▶ _WHAT IS NEEDED_:
Quote, without change, all of the lines that follow.

▶ _RAW RECORDS_:
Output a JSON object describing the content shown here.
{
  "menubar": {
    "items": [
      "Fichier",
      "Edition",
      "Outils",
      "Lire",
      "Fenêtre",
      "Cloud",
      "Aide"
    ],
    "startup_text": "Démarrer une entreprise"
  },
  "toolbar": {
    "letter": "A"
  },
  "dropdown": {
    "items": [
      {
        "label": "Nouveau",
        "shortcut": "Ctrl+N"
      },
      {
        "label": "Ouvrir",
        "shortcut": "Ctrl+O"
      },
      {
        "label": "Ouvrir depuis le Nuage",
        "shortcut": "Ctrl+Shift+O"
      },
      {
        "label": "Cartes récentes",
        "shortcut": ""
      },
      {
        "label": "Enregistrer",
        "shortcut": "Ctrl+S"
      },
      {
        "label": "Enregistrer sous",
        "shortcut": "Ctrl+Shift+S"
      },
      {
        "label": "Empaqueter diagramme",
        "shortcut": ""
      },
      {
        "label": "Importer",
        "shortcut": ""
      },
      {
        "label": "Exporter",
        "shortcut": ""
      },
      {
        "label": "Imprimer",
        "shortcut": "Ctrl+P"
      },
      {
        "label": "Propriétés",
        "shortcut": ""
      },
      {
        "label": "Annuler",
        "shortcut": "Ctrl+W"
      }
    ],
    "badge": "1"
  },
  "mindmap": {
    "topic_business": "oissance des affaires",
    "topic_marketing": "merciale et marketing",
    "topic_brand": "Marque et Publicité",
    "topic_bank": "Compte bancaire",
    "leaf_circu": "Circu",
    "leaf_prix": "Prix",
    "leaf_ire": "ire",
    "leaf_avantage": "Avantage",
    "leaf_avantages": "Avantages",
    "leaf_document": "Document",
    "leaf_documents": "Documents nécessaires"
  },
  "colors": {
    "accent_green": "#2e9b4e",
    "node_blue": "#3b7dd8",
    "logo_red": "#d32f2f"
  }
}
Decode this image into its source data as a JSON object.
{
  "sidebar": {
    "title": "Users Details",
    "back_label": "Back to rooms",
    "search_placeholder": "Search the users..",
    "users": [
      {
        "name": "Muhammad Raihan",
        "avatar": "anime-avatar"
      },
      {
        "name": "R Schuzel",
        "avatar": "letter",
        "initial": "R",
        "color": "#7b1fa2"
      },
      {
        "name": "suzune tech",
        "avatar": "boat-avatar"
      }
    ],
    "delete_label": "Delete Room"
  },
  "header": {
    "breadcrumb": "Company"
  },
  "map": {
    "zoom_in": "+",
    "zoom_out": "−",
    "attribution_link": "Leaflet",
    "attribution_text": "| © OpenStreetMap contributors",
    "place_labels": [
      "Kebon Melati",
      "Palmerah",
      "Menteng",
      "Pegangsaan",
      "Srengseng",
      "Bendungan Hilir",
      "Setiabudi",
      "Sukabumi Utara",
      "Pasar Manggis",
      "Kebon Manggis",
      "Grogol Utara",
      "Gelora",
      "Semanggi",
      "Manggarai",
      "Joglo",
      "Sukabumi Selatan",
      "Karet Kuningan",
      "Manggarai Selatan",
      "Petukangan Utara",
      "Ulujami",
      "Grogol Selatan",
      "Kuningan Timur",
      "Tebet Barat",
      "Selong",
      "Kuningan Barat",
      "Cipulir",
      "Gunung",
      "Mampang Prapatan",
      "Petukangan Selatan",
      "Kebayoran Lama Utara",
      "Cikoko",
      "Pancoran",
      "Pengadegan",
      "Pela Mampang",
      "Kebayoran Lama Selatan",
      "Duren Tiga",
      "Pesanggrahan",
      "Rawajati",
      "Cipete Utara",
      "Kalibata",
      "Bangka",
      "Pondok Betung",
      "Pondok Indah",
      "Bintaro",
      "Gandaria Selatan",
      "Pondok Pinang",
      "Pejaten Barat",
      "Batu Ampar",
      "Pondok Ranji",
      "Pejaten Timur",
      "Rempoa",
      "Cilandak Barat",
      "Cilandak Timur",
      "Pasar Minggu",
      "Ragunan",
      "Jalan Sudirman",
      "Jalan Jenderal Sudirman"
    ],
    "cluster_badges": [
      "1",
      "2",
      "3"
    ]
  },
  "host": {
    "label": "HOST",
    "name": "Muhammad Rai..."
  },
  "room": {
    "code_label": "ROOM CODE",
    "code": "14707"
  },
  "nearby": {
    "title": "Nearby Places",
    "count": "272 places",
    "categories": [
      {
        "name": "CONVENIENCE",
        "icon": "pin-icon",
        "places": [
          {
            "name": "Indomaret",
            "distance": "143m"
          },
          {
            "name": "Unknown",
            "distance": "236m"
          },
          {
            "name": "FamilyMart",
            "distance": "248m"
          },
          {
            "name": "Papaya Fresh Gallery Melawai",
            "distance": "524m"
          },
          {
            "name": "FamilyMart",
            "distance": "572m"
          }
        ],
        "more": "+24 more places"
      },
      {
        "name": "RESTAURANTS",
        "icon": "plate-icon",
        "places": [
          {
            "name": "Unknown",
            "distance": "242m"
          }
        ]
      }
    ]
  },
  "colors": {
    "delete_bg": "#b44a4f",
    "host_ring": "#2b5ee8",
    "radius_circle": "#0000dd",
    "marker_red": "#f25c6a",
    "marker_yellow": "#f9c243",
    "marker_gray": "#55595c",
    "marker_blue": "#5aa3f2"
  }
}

▶ _EXERCISE RESULT_:
Output a JSON object describing the content shown here.
{
  "menubar": {
    "items": [
      "Fichier",
      "Edition",
      "Outils",
      "Lire",
      "Fenêtre",
      "Cloud",
      "Aide"
    ],
    "startup_text": "Démarrer une entreprise"
  },
  "toolbar": {
    "letter": "A"
  },
  "dropdown": {
    "items": [
      {
        "label": "Nouveau",
        "shortcut": "Ctrl+N"
      },
      {
        "label": "Ouvrir",
        "shortcut": "Ctrl+O"
      },
      {
        "label": "Ouvrir depuis le Nuage",
        "shortcut": "Ctrl+Shift+O"
      },
      {
        "label": "Cartes récentes",
        "shortcut": ""
      },
      {
        "label": "Enregistrer",
        "shortcut": "Ctrl+S"
      },
      {
        "label": "Enregistrer sous",
        "shortcut": "Ctrl+Shift+S"
      },
      {
        "label": "Empaqueter diagramme",
        "shortcut": ""
      },
      {
        "label": "Importer",
        "shortcut": ""
      },
      {
        "label": "Exporter",
        "shortcut": ""
      },
      {
        "label": "Imprimer",
        "shortcut": "Ctrl+P"
      },
      {
        "label": "Propriétés",
        "shortcut": ""
      },
      {
        "label": "Annuler",
        "shortcut": "Ctrl+W"
      }
    ],
    "badge": "1"
  },
  "mindmap": {
    "topic_business": "oissance des affaires",
    "topic_marketing": "merciale et marketing",
    "topic_brand": "Marque et Publicité",
    "topic_bank": "Compte bancaire",
    "leaf_circu": "Circu",
    "leaf_prix": "Prix",
    "leaf_ire": "ire",
    "leaf_avantage": "Avantage",
    "leaf_avantages": "Avantages",
    "leaf_document": "Document",
    "leaf_documents": "Documents nécessaires"
  },
  "colors": {
    "accent_green": "#2e9b4e",
    "node_blue": "#3b7dd8",
    "logo_red": "#d32f2f"
  }
}
Decode this image into its source data as a JSON object.
{
  "sidebar": {
    "title": "Users Details",
    "back_label": "Back to rooms",
    "search_placeholder": "Search the users..",
    "users": [
      {
        "name": "Muhammad Raihan",
        "avatar": "anime-avatar"
      },
      {
        "name": "R Schuzel",
        "avatar": "letter",
        "initial": "R",
        "color": "#7b1fa2"
      },
      {
        "name": "suzune tech",
        "avatar": "boat-avatar"
      }
    ],
    "delete_label": "Delete Room"
  },
  "header": {
    "breadcrumb": "Company"
  },
  "map": {
    "zoom_in": "+",
    "zoom_out": "−",
    "attribution_link": "Leaflet",
    "attribution_text": "| © OpenStreetMap contributors",
    "place_labels": [
      "Kebon Melati",
      "Palmerah",
      "Menteng",
      "Pegangsaan",
      "Srengseng",
      "Bendungan Hilir",
      "Setiabudi",
      "Sukabumi Utara",
      "Pasar Manggis",
      "Kebon Manggis",
      "Grogol Utara",
      "Gelora",
      "Semanggi",
      "Manggarai",
      "Joglo",
      "Sukabumi Selatan",
      "Karet Kuningan",
      "Manggarai Selatan",
      "Petukangan Utara",
      "Ulujami",
      "Grogol Selatan",
      "Kuningan Timur",
      "Tebet Barat",
      "Selong",
      "Kuningan Barat",
      "Cipulir",
      "Gunung",
      "Mampang Prapatan",
      "Petukangan Selatan",
      "Kebayoran Lama Utara",
      "Cikoko",
      "Pancoran",
      "Pengadegan",
      "Pela Mampang",
      "Kebayoran Lama Selatan",
      "Duren Tiga",
      "Pesanggrahan",
      "Rawajati",
      "Cipete Utara",
      "Kalibata",
      "Bangka",
      "Pondok Betung",
      "Pondok Indah",
      "Bintaro",
      "Gandaria Selatan",
      "Pondok Pinang",
      "Pejaten Barat",
      "Batu Ampar",
      "Pondok Ranji",
      "Pejaten Timur",
      "Rempoa",
      "Cilandak Barat",
      "Cilandak Timur",
      "Pasar Minggu",
      "Ragunan",
      "Jalan Sudirman",
      "Jalan Jenderal Sudirman"
    ],
    "cluster_badges": [
      "1",
      "2",
      "3"
    ]
  },
  "host": {
    "label": "HOST",
    "name": "Muhammad Rai..."
  },
  "room": {
    "code_label": "ROOM CODE",
    "code": "14707"
  },
  "nearby": {
    "title": "Nearby Places",
    "count": "272 places",
    "categories": [
      {
        "name": "CONVENIENCE",
        "icon": "pin-icon",
        "places": [
          {
            "name": "Indomaret",
            "distance": "143m"
          },
          {
            "name": "Unknown",
            "distance": "236m"
          },
          {
            "name": "FamilyMart",
            "distance": "248m"
          },
          {
            "name": "Papaya Fresh Gallery Melawai",
            "distance": "524m"
          },
          {
            "name": "FamilyMart",
            "distance": "572m"
          }
        ],
        "more": "+24 more places"
      },
      {
        "name": "RESTAURANTS",
        "icon": "plate-icon",
        "places": [
          {
            "name": "Unknown",
            "distance": "242m"
          }
        ]
      }
    ]
  },
  "colors": {
    "delete_bg": "#b44a4f",
    "host_ring": "#2b5ee8",
    "radius_circle": "#0000dd",
    "marker_red": "#f25c6a",
    "marker_yellow": "#f9c243",
    "marker_gray": "#55595c",
    "marker_blue": "#5aa3f2"
  }
}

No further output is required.